GIVEN EXERCISE » Extract the lines that carry the string "explanatory" from the listing.

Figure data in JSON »

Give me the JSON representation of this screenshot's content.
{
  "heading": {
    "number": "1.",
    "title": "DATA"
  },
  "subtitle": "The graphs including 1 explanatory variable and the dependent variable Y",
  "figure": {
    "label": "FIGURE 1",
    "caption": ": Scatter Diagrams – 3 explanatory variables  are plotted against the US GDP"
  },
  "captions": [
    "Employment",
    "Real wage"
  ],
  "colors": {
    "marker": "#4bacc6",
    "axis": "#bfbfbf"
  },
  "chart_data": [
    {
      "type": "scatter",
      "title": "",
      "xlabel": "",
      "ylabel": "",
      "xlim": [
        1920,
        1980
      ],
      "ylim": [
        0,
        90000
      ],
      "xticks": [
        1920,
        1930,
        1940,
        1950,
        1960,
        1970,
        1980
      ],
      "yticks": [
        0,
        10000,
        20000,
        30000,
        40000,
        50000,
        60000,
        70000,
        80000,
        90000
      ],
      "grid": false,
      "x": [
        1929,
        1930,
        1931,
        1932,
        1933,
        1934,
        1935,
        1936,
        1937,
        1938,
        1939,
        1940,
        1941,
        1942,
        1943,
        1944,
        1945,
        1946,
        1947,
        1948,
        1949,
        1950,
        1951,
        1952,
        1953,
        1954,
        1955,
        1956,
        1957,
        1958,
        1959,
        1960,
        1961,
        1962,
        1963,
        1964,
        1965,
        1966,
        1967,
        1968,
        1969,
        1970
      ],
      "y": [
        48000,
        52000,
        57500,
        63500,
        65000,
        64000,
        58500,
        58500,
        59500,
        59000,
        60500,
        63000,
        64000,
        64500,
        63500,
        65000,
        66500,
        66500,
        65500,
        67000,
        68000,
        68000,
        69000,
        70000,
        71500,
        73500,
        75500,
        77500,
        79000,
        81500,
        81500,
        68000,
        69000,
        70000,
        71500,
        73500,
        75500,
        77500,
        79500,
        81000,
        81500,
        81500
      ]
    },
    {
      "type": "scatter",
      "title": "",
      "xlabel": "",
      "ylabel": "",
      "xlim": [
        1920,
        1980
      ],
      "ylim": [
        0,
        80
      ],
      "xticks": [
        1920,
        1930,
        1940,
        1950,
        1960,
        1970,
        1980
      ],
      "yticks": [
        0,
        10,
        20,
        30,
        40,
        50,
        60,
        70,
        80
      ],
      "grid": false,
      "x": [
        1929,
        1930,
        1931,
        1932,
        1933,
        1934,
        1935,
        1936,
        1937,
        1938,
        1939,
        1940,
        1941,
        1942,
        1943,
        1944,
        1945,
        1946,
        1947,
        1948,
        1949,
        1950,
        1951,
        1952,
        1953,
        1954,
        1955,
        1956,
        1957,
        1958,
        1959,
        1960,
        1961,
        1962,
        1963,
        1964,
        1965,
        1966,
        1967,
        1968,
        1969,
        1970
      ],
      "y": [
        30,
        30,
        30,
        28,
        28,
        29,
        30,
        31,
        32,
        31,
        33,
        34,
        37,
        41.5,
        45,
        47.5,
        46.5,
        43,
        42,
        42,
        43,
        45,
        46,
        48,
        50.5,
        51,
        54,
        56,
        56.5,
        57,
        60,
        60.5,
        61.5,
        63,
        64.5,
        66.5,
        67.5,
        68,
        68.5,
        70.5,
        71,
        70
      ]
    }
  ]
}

THE COMPLETED TASK »
  "subtitle": "The graphs including 1 explanatory variable and the dependent variable Y",
    "caption": ": Scatter Diagrams – 3 explanatory variables  are plotted against the US GDP"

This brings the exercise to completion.